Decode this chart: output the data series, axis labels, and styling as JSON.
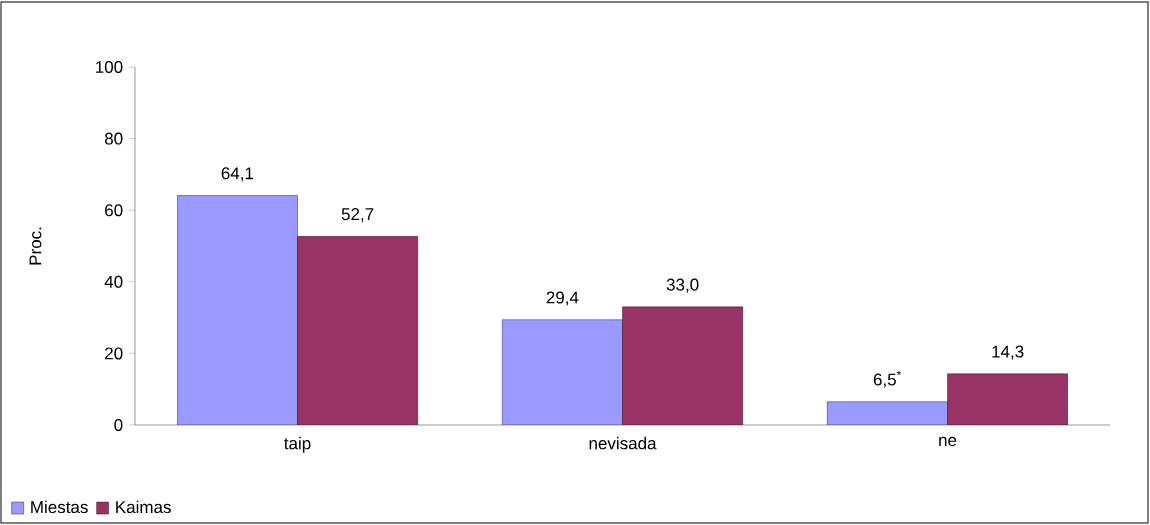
{
  "chart_data": {
    "type": "bar",
    "ylabel": "Proc.",
    "categories": [
      "taip",
      "nevisada",
      "ne"
    ],
    "series": [
      {
        "name": "Miestas",
        "color": "#9999ff",
        "values": [
          64.1,
          29.4,
          6.5
        ],
        "value_labels": [
          "64,1",
          "29,4",
          "6,5$^{*}$"
        ]
      },
      {
        "name": "Kaimas",
        "color": "#993366",
        "values": [
          52.7,
          33.0,
          14.3
        ],
        "value_labels": [
          "52,7",
          "33,0",
          "14,3"
        ]
      }
    ],
    "ylim": [
      0,
      100
    ],
    "yticks": [
      0,
      20,
      40,
      60,
      80,
      100
    ],
    "grid": false,
    "legend": "bottom left"
  }
}
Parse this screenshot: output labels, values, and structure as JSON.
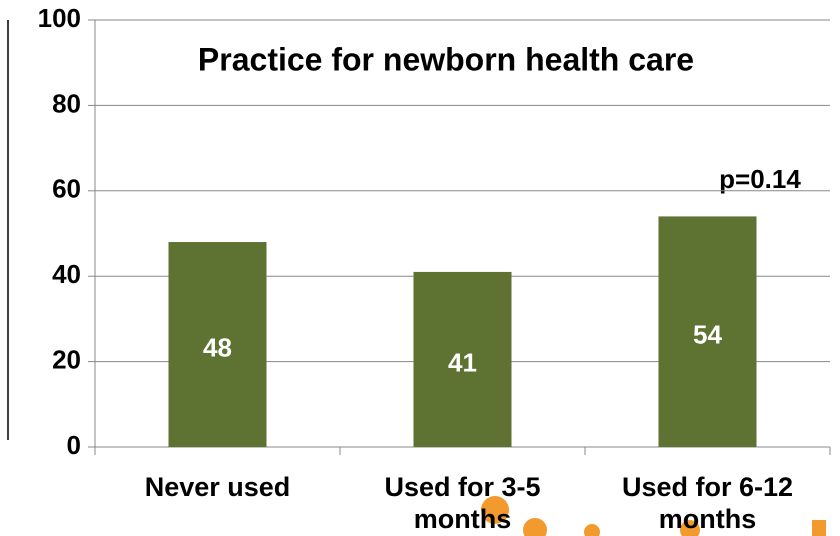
{
  "chart_data": {
    "type": "bar",
    "title": "Practice for newborn health care",
    "annotation": "p=0.14",
    "categories": [
      "Never used",
      "Used for 3-5 months",
      "Used for 6-12 months"
    ],
    "values": [
      48,
      41,
      54
    ],
    "color": "#5e7232",
    "ylim": [
      0,
      100
    ],
    "yticks": [
      0,
      20,
      40,
      60,
      80,
      100
    ],
    "grid": true
  }
}
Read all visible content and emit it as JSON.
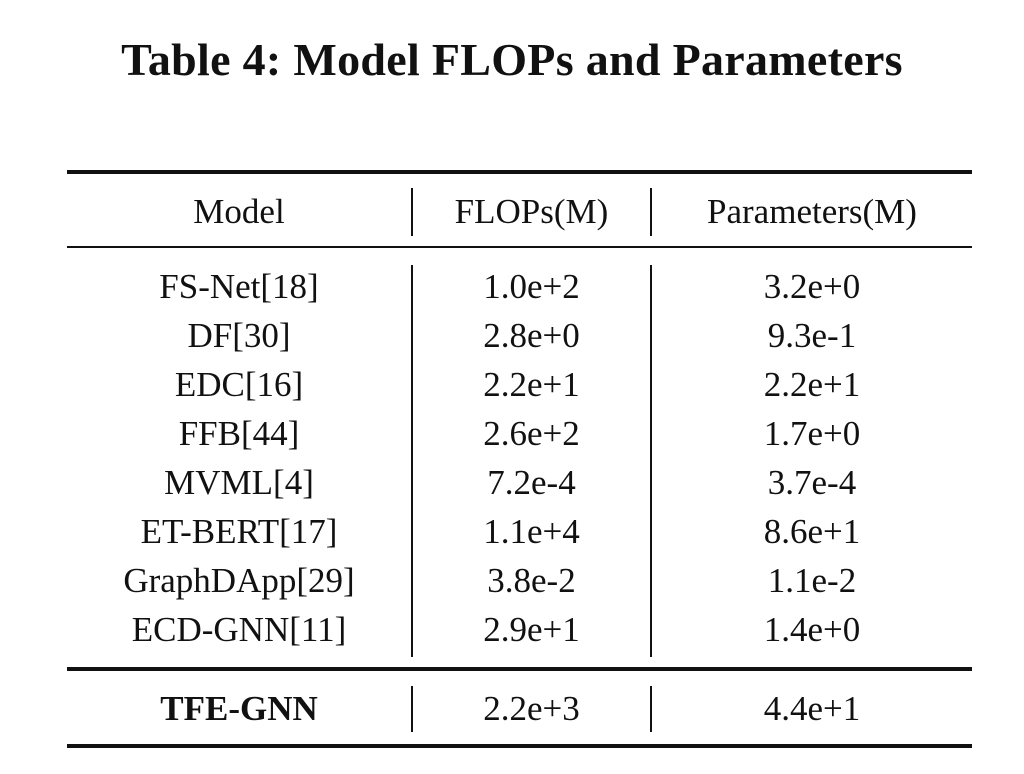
{
  "caption": "Table 4: Model FLOPs and Parameters",
  "table": {
    "headers": [
      "Model",
      "FLOPs(M)",
      "Parameters(M)"
    ],
    "rows": [
      {
        "model": "FS-Net[18]",
        "flops": "1.0e+2",
        "params": "3.2e+0"
      },
      {
        "model": "DF[30]",
        "flops": "2.8e+0",
        "params": "9.3e-1"
      },
      {
        "model": "EDC[16]",
        "flops": "2.2e+1",
        "params": "2.2e+1"
      },
      {
        "model": "FFB[44]",
        "flops": "2.6e+2",
        "params": "1.7e+0"
      },
      {
        "model": "MVML[4]",
        "flops": "7.2e-4",
        "params": "3.7e-4"
      },
      {
        "model": "ET-BERT[17]",
        "flops": "1.1e+4",
        "params": "8.6e+1"
      },
      {
        "model": "GraphDApp[29]",
        "flops": "3.8e-2",
        "params": "1.1e-2"
      },
      {
        "model": "ECD-GNN[11]",
        "flops": "2.9e+1",
        "params": "1.4e+0"
      }
    ],
    "final_row": {
      "model": "TFE-GNN",
      "flops": "2.2e+3",
      "params": "4.4e+1"
    }
  }
}
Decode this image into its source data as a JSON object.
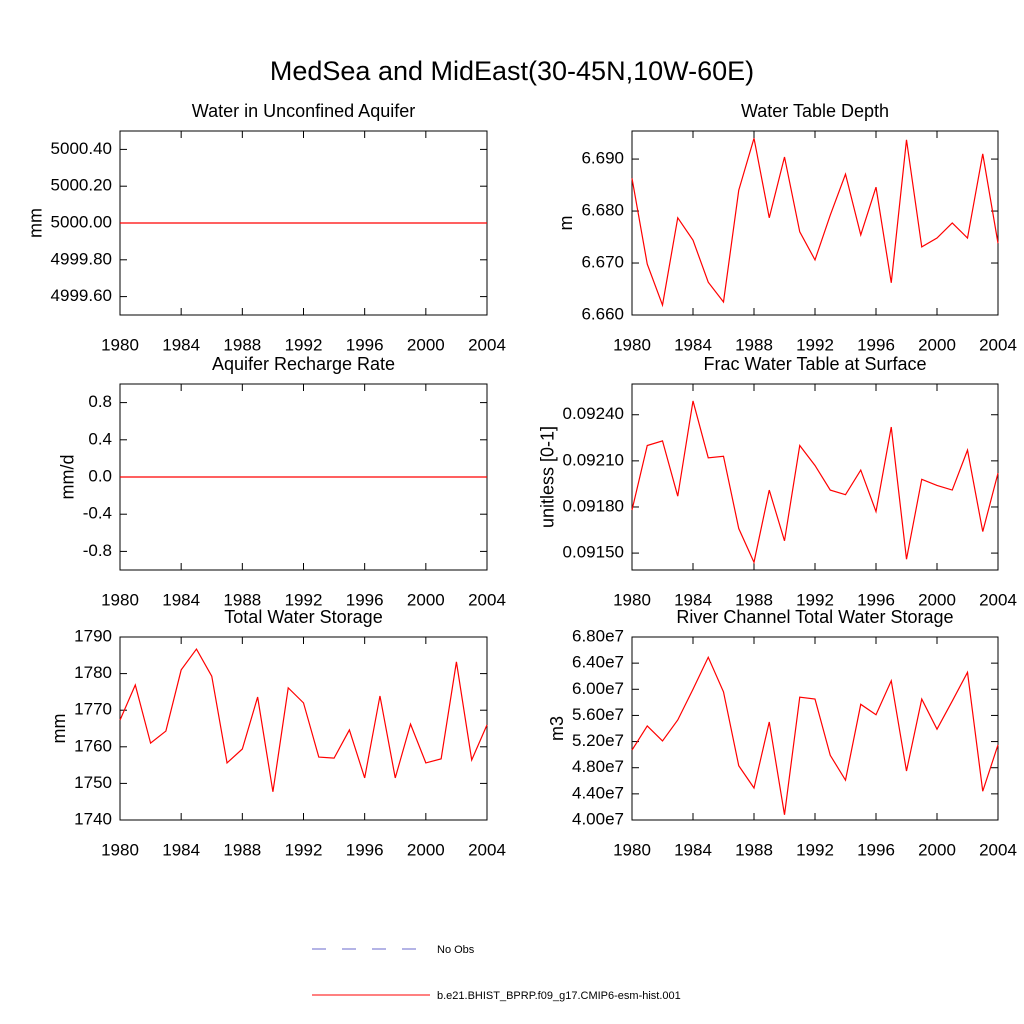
{
  "title": "MedSea and MidEast(30-45N,10W-60E)",
  "legend": [
    {
      "name": "No Obs",
      "color": "#6a6acd",
      "dash": true
    },
    {
      "name": "b.e21.BHIST_BPRP.f09_g17.CMIP6-esm-hist.001",
      "color": "#ff0000",
      "dash": false
    }
  ],
  "chart_data": [
    {
      "type": "line",
      "title": "Water in Unconfined Aquifer",
      "ylabel": "mm",
      "x": [
        1980,
        1981,
        1982,
        1983,
        1984,
        1985,
        1986,
        1987,
        1988,
        1989,
        1990,
        1991,
        1992,
        1993,
        1994,
        1995,
        1996,
        1997,
        1998,
        1999,
        2000,
        2001,
        2002,
        2003,
        2004
      ],
      "values": [
        5000,
        5000,
        5000,
        5000,
        5000,
        5000,
        5000,
        5000,
        5000,
        5000,
        5000,
        5000,
        5000,
        5000,
        5000,
        5000,
        5000,
        5000,
        5000,
        5000,
        5000,
        5000,
        5000,
        5000,
        5000
      ],
      "color": "#ff0000",
      "xlim": [
        1980,
        2004
      ],
      "xticks": [
        1980,
        1984,
        1988,
        1992,
        1996,
        2000,
        2004
      ],
      "ylim": [
        4999.5,
        5000.5
      ],
      "yticks": [
        {
          "value": 4999.6,
          "label": "4999.60"
        },
        {
          "value": 4999.8,
          "label": "4999.80"
        },
        {
          "value": 5000,
          "label": "5000.00"
        },
        {
          "value": 5000.2,
          "label": "5000.20"
        },
        {
          "value": 5000.4,
          "label": "5000.40"
        }
      ]
    },
    {
      "type": "line",
      "title": "Water Table Depth",
      "ylabel": "m",
      "x": [
        1980,
        1981,
        1982,
        1983,
        1984,
        1985,
        1986,
        1987,
        1988,
        1989,
        1990,
        1991,
        1992,
        1993,
        1994,
        1995,
        1996,
        1997,
        1998,
        1999,
        2000,
        2001,
        2002,
        2003,
        2004
      ],
      "values": [
        6.6863,
        6.6698,
        6.6619,
        6.6787,
        6.6744,
        6.6663,
        6.6625,
        6.684,
        6.694,
        6.6787,
        6.6904,
        6.676,
        6.6706,
        6.6792,
        6.6871,
        6.6754,
        6.6846,
        6.6662,
        6.6937,
        6.6731,
        6.6748,
        6.6777,
        6.6748,
        6.691,
        6.6738
      ],
      "color": "#ff0000",
      "xlim": [
        1980,
        2004
      ],
      "xticks": [
        1980,
        1984,
        1988,
        1992,
        1996,
        2000,
        2004
      ],
      "ylim": [
        6.66,
        6.6954
      ],
      "yticks": [
        {
          "value": 6.66,
          "label": "6.660"
        },
        {
          "value": 6.67,
          "label": "6.670"
        },
        {
          "value": 6.68,
          "label": "6.680"
        },
        {
          "value": 6.69,
          "label": "6.690"
        }
      ]
    },
    {
      "type": "line",
      "title": "Aquifer Recharge Rate",
      "ylabel": "mm/d",
      "x": [
        1980,
        1981,
        1982,
        1983,
        1984,
        1985,
        1986,
        1987,
        1988,
        1989,
        1990,
        1991,
        1992,
        1993,
        1994,
        1995,
        1996,
        1997,
        1998,
        1999,
        2000,
        2001,
        2002,
        2003,
        2004
      ],
      "values": [
        0,
        0,
        0,
        0,
        0,
        0,
        0,
        0,
        0,
        0,
        0,
        0,
        0,
        0,
        0,
        0,
        0,
        0,
        0,
        0,
        0,
        0,
        0,
        0,
        0
      ],
      "color": "#ff0000",
      "xlim": [
        1980,
        2004
      ],
      "xticks": [
        1980,
        1984,
        1988,
        1992,
        1996,
        2000,
        2004
      ],
      "ylim": [
        -1,
        1
      ],
      "yticks": [
        -0.8,
        -0.4,
        {
          "value": 0,
          "label": "0.0"
        },
        0.4,
        0.8
      ]
    },
    {
      "type": "line",
      "title": "Frac Water Table at Surface",
      "ylabel": "unitless [0-1]",
      "x": [
        1980,
        1981,
        1982,
        1983,
        1984,
        1985,
        1986,
        1987,
        1988,
        1989,
        1990,
        1991,
        1992,
        1993,
        1994,
        1995,
        1996,
        1997,
        1998,
        1999,
        2000,
        2001,
        2002,
        2003,
        2004
      ],
      "values": [
        0.09178,
        0.0922,
        0.09223,
        0.09187,
        0.09249,
        0.09212,
        0.09213,
        0.09166,
        0.09144,
        0.09191,
        0.09158,
        0.0922,
        0.09207,
        0.09191,
        0.09188,
        0.09204,
        0.09177,
        0.09232,
        0.09146,
        0.09198,
        0.09194,
        0.09191,
        0.09217,
        0.09164,
        0.09202
      ],
      "color": "#ff0000",
      "xlim": [
        1980,
        2004
      ],
      "xticks": [
        1980,
        1984,
        1988,
        1992,
        1996,
        2000,
        2004
      ],
      "ylim": [
        0.09139,
        0.0926
      ],
      "yticks": [
        {
          "value": 0.0915,
          "label": "0.09150"
        },
        {
          "value": 0.0918,
          "label": "0.09180"
        },
        {
          "value": 0.0921,
          "label": "0.09210"
        },
        {
          "value": 0.0924,
          "label": "0.09240"
        }
      ]
    },
    {
      "type": "line",
      "title": "Total Water Storage",
      "ylabel": "mm",
      "x": [
        1980,
        1981,
        1982,
        1983,
        1984,
        1985,
        1986,
        1987,
        1988,
        1989,
        1990,
        1991,
        1992,
        1993,
        1994,
        1995,
        1996,
        1997,
        1998,
        1999,
        2000,
        2001,
        2002,
        2003,
        2004
      ],
      "values": [
        1767.3,
        1776.9,
        1761.0,
        1764.3,
        1781.0,
        1786.7,
        1779.3,
        1755.6,
        1759.4,
        1773.6,
        1747.7,
        1776.1,
        1772.0,
        1757.2,
        1756.9,
        1764.6,
        1751.5,
        1773.9,
        1751.5,
        1766.2,
        1755.6,
        1756.7,
        1783.2,
        1756.4,
        1766.0
      ],
      "color": "#ff0000",
      "xlim": [
        1980,
        2004
      ],
      "xticks": [
        1980,
        1984,
        1988,
        1992,
        1996,
        2000,
        2004
      ],
      "ylim": [
        1740,
        1790
      ],
      "yticks": [
        1740,
        1750,
        1760,
        1770,
        1780,
        1790
      ]
    },
    {
      "type": "line",
      "title": "River Channel Total Water Storage",
      "ylabel": "m3",
      "x": [
        1980,
        1981,
        1982,
        1983,
        1984,
        1985,
        1986,
        1987,
        1988,
        1989,
        1990,
        1991,
        1992,
        1993,
        1994,
        1995,
        1996,
        1997,
        1998,
        1999,
        2000,
        2001,
        2002,
        2003,
        2004
      ],
      "values": [
        50700000,
        54400000,
        52100000,
        55300000,
        60000000,
        64900000,
        59600000,
        48300000,
        44900000,
        55000000,
        40800000,
        58800000,
        58500000,
        49900000,
        46100000,
        57700000,
        56100000,
        61300000,
        47500000,
        58500000,
        53900000,
        58200000,
        62600000,
        44400000,
        51500000
      ],
      "color": "#ff0000",
      "xlim": [
        1980,
        2004
      ],
      "xticks": [
        1980,
        1984,
        1988,
        1992,
        1996,
        2000,
        2004
      ],
      "ylim": [
        40000000,
        68000000
      ],
      "yticks": [
        {
          "value": 40000000,
          "label": "4.00e7"
        },
        {
          "value": 44000000,
          "label": "4.40e7"
        },
        {
          "value": 48000000,
          "label": "4.80e7"
        },
        {
          "value": 52000000,
          "label": "5.20e7"
        },
        {
          "value": 56000000,
          "label": "5.60e7"
        },
        {
          "value": 60000000,
          "label": "6.00e7"
        },
        {
          "value": 64000000,
          "label": "6.40e7"
        },
        {
          "value": 68000000,
          "label": "6.80e7"
        }
      ]
    }
  ]
}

THE EXERCISE:
Scan the entries above for the word "output" and collect each line holding it.

PROBLEM SOLUTION:
Decode this chart: output the data series, axis labels, and styling as JSON.
Parse this screenshot: output labels, values, and structure as JSON.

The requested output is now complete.